● Stated task: Find the lines that hold the word "color" and return them.

(Source data)
------------------------------------------------------------------------

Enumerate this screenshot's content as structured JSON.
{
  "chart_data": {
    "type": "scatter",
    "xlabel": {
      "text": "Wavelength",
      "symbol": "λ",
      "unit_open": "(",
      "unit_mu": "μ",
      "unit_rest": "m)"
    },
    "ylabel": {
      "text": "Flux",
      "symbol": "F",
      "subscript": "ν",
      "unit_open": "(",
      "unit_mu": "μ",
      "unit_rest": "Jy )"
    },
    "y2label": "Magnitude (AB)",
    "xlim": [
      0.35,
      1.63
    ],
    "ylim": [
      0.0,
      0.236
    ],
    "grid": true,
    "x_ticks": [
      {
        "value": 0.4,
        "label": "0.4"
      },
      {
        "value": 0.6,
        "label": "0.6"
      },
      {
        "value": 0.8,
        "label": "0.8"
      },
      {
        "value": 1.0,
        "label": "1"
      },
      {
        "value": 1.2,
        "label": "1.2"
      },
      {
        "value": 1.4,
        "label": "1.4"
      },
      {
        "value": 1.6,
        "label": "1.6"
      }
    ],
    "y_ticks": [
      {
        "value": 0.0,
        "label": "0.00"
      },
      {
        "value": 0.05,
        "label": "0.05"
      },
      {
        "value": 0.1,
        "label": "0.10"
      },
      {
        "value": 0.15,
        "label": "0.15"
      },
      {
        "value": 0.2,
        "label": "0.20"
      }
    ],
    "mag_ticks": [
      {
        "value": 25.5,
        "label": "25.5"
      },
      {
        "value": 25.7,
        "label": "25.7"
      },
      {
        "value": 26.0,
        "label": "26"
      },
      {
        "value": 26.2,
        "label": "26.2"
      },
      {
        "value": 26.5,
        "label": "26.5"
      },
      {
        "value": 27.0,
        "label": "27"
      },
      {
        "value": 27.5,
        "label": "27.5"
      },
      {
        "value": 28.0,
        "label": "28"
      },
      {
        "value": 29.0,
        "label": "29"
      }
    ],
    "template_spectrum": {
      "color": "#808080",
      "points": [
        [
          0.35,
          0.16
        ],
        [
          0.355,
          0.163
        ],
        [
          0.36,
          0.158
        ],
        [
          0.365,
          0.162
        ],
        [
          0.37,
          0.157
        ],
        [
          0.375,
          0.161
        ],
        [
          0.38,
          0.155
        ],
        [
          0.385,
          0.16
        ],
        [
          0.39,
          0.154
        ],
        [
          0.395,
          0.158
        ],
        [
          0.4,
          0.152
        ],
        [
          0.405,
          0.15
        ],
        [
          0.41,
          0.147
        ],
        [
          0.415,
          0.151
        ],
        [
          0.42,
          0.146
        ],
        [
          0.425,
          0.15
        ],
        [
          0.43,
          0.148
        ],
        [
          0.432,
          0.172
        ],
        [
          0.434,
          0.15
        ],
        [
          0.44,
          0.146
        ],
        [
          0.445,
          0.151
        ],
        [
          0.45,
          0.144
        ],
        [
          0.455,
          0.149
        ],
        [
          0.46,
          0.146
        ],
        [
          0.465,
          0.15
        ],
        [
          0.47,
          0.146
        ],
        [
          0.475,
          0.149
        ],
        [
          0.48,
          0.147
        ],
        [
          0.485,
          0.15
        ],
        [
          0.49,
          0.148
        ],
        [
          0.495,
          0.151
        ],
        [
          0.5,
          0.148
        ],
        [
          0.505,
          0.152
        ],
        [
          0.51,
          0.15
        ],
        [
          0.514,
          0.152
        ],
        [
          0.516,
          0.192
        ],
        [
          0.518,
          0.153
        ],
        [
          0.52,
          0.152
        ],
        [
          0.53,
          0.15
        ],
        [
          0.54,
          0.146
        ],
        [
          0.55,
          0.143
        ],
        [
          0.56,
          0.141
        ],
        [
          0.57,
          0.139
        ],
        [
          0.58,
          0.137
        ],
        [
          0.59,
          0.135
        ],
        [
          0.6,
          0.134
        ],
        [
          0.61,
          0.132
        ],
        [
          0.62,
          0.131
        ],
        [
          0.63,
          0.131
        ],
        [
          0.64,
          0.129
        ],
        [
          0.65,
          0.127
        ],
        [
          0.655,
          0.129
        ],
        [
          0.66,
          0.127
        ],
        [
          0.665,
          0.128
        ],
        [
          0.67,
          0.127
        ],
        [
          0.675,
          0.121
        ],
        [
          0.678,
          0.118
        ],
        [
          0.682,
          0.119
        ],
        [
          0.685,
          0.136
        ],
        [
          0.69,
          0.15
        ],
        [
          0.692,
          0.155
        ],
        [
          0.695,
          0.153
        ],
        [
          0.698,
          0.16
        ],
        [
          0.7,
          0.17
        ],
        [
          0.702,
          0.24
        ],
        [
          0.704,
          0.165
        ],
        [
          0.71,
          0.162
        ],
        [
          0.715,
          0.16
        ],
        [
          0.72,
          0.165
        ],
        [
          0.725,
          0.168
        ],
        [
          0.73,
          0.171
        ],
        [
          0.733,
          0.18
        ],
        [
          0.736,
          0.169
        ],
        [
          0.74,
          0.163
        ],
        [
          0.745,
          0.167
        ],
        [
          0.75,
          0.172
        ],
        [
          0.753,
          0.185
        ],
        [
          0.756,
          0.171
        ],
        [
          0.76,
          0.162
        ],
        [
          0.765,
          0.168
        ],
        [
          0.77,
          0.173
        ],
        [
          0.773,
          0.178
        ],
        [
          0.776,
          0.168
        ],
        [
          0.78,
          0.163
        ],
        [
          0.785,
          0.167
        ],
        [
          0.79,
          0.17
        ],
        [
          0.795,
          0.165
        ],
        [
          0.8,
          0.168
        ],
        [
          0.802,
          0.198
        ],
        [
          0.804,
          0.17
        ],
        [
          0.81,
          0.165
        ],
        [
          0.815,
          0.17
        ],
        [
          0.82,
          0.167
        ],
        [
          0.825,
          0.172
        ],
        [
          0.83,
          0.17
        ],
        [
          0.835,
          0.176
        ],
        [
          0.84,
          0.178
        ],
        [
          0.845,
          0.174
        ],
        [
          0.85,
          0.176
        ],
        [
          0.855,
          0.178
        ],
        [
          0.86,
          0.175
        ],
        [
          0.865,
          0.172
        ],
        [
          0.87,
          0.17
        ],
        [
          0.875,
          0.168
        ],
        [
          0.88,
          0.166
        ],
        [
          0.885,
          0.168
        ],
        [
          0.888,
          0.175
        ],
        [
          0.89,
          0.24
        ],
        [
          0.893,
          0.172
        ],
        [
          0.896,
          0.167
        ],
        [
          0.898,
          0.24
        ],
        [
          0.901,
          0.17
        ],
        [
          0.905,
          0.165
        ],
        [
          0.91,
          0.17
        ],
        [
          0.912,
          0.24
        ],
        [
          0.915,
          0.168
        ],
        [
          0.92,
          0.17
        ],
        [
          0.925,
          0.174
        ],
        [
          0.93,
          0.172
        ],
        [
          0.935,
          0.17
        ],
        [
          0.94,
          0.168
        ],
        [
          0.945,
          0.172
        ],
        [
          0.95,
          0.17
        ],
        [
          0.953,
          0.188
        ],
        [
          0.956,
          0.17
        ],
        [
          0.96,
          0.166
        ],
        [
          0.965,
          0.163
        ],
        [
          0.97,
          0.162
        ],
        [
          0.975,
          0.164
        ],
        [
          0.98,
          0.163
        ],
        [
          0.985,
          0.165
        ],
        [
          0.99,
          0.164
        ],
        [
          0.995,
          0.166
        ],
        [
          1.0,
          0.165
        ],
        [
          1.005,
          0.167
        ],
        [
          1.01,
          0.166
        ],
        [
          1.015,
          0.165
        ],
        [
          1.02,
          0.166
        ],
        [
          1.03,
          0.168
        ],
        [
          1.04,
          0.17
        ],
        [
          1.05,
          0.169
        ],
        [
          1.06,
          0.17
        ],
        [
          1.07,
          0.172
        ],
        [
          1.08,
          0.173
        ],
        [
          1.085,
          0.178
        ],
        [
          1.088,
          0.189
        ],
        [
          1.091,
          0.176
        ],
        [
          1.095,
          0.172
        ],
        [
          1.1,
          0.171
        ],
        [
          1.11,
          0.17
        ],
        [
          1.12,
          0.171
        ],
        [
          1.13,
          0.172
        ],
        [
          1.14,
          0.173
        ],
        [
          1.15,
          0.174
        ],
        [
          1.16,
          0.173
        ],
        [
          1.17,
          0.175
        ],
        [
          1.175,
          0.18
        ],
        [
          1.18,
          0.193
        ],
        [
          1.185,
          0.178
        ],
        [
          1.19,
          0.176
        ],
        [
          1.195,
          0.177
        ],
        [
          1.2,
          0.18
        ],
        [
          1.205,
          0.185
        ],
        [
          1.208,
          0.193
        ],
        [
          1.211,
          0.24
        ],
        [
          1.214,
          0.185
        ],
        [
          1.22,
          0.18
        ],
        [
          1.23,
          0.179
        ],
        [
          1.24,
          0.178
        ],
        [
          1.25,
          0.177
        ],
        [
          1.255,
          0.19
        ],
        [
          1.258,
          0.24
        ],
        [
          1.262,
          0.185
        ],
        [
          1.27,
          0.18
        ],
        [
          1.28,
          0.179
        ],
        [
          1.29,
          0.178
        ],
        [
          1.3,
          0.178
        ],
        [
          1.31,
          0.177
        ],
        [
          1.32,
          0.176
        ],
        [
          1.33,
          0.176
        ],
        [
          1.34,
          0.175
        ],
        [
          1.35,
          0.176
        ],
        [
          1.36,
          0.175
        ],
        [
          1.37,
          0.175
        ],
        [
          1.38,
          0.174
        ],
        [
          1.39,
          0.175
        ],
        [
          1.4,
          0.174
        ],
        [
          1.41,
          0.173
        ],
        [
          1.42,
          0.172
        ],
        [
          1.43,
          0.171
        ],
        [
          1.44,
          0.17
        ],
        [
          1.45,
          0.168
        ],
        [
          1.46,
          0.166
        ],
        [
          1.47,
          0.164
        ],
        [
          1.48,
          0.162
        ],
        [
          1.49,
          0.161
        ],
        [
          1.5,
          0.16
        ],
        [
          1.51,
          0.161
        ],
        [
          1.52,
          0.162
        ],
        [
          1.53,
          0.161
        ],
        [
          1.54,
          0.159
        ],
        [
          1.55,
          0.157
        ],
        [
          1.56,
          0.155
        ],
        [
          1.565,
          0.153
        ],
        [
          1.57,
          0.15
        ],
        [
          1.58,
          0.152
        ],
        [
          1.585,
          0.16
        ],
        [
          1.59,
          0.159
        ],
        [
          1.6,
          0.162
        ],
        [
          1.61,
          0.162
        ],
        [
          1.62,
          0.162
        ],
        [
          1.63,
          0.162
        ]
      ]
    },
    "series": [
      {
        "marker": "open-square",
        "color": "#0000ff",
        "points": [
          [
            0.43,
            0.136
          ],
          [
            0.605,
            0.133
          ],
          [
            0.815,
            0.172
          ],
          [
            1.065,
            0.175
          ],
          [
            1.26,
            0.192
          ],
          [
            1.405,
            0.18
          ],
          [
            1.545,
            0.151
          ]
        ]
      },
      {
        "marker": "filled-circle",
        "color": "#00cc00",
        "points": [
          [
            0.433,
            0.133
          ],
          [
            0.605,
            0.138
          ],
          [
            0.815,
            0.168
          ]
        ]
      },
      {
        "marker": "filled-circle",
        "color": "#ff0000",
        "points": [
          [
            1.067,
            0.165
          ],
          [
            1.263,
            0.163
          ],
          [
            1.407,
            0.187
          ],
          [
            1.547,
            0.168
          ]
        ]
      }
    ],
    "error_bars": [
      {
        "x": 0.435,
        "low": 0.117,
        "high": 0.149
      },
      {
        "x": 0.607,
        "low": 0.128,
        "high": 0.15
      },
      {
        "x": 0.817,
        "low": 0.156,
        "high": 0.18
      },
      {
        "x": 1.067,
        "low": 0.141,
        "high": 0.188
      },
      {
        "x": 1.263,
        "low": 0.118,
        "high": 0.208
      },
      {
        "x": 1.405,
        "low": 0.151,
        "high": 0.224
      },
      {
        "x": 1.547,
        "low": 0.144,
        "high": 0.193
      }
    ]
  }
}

------------------------------------------------------------------------

● Output for this exercise:
      "color": "#808080",
        "color": "#0000ff",
        "color": "#00cc00",
        "color": "#ff0000",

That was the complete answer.